• [Consigne]: Dressez la liste complète des objectifs que le texte sur la forme authentique de la promesse de vente immobilière attribue au législateur.

• [Texte à lire]:

4.1.1. La forme authentique est une condition de validité de la promesse de vente immobilière (et du pacte d'emption, entre autres; art. 216 al. 2 CO). Le législateur veut préserver les parties de décisions hâtives, leur garantir des conseils professionnels et s'assurer qu'elles comprennent la portée de leurs engagements, favoriser l'expression claire et complète de leur volonté et, en fin de compte, fournir une base sûre pour l'inscription au registre foncier (ATF 140 III 200 consid. 4.2; 99 II 159 consid. 2a p. 161). S'il ne revêt pas cette forme, l'accord est en principe entaché de nullité absolue, que le juge doit constater d'office (ATF 116 II 700 consid. 3b p. 702; 106 II 146 consid. 3 p. 151; arrêt 4C.225/2001 du 16 novembre 2001 consid. 2a ab initio, in SJ 2002 I 405; GAUCH ET ALII, OR AT, vol. I, 11e éd. 2020, n. 548 s.; CHRISTINE CHAPPUIS, in Commentaire romand, 2010, n° 38 ad art. 2 CC).  
 
4.1.2. La doctrine s'est ingéniée à développer diverses théories pour relativiser les conséquences du vice de forme (cf. ATF 140 III 583 consid. 3.2.2 ab initio; FOËX/MARTIN-RIVARA, in Commentaire romand, 3e éd. 2021, n° 16 et sous-note 61 ad art. 216 CO; GAUCH ET ALII, op. cit., n. 558 ss et sous-note 165).

• [Section des données]:
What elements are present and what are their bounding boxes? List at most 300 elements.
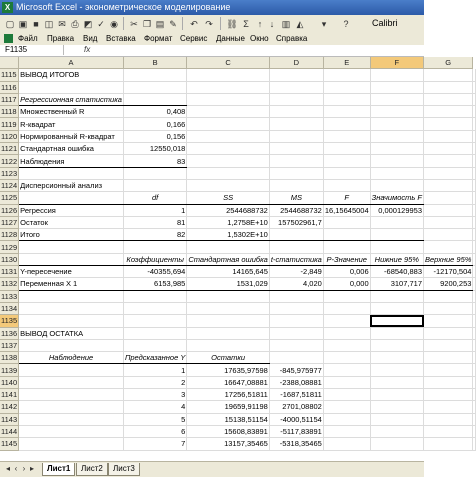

• [Réponse rédigée]:
- Préserver les parties de décisions hâtives.
- Leur garantir des conseils professionnels.
- S'assurer qu'elles comprennent la portée de leurs engagements.
- Favoriser l'expression claire et complète de leur volonté.
- Fournir une base sûre pour l'inscription au registre foncier.